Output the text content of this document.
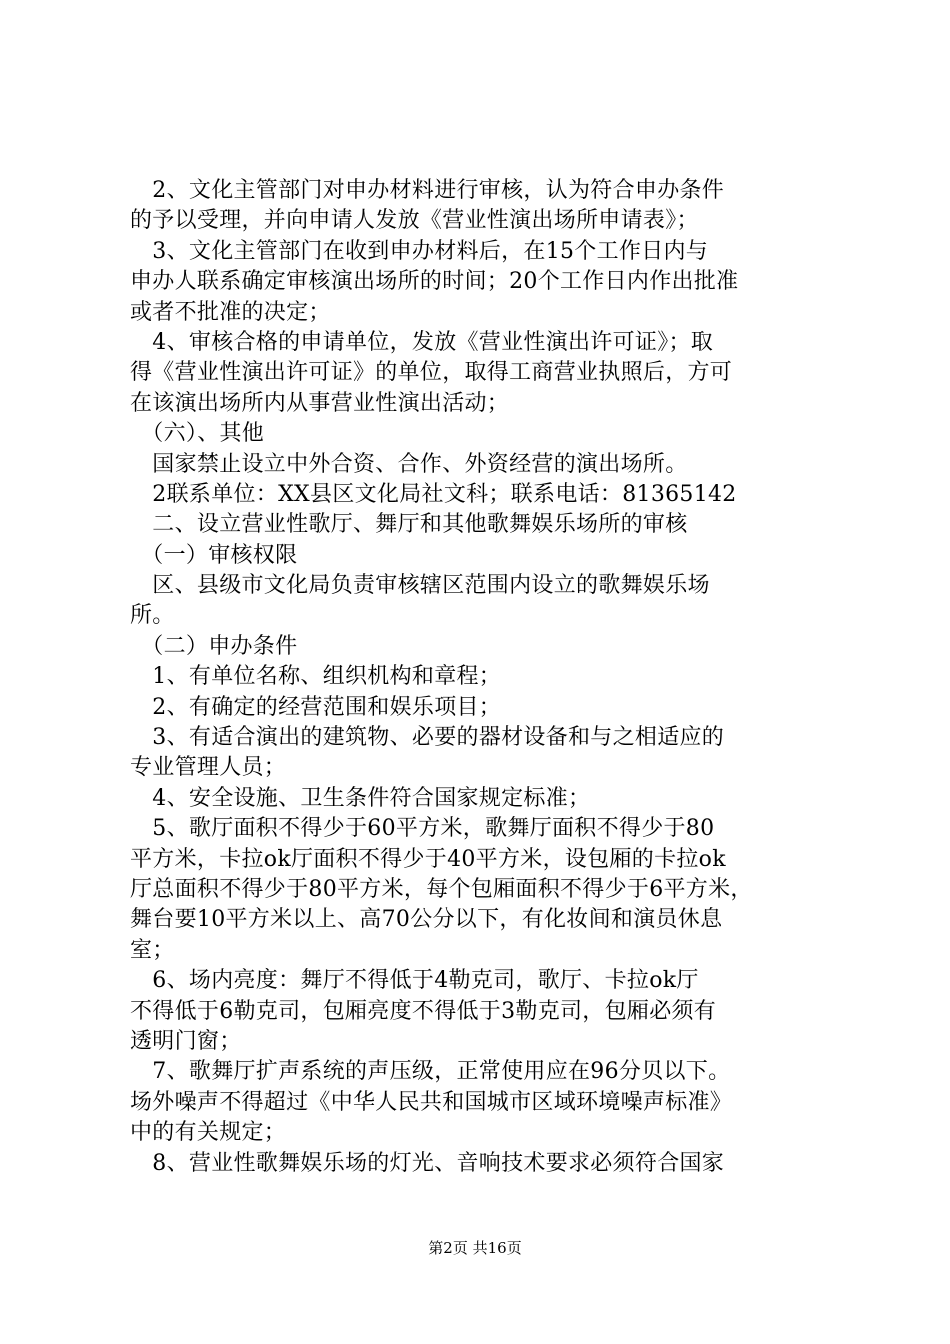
　2、文化主管部门对申办材料进行审核，认为符合申办条件
的予以受理，并向申请人发放《营业性演出场所申请表》；
　3、文化主管部门在收到申办材料后，在15个工作日内与
申办人联系确定审核演出场所的时间；20个工作日内作出批准
或者不批准的决定；
　4、审核合格的申请单位，发放《营业性演出许可证》；取
得《营业性演出许可证》的单位，取得工商营业执照后，方可
在该演出场所内从事营业性演出活动；
　（六）、其他
　国家禁止设立中外合资、合作、外资经营的演出场所。
　2联系单位：XX县区文化局社文科；联系电话：81365142
　二、设立营业性歌厅、舞厅和其他歌舞娱乐场所的审核
　（一）审核权限
　区、县级市文化局负责审核辖区范围内设立的歌舞娱乐场
所。
　（二）申办条件
　1、有单位名称、组织机构和章程；
　2、有确定的经营范围和娱乐项目；
　3、有适合演出的建筑物、必要的器材设备和与之相适应的
专业管理人员；
　4、安全设施、卫生条件符合国家规定标准；
　5、歌厅面积不得少于60平方米，歌舞厅面积不得少于80
平方米，卡拉ok厅面积不得少于40平方米，设包厢的卡拉ok
厅总面积不得少于80平方米，每个包厢面积不得少于6平方米，
舞台要10平方米以上、高70公分以下，有化妆间和演员休息
室；
　6、场内亮度：舞厅不得低于4勒克司，歌厅、卡拉ok厅
不得低于6勒克司，包厢亮度不得低于3勒克司，包厢必须有
透明门窗；
　7、歌舞厅扩声系统的声压级，正常使用应在96分贝以下。
场外噪声不得超过《中华人民共和国城市区域环境噪声标准》
中的有关规定；
　8、营业性歌舞娱乐场的灯光、音响技术要求必须符合国家
第2页 共16页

------------------------------------

To be done |
Report only the number of lines in the data above that contain "营业性演出许可证".

Finished answer |
2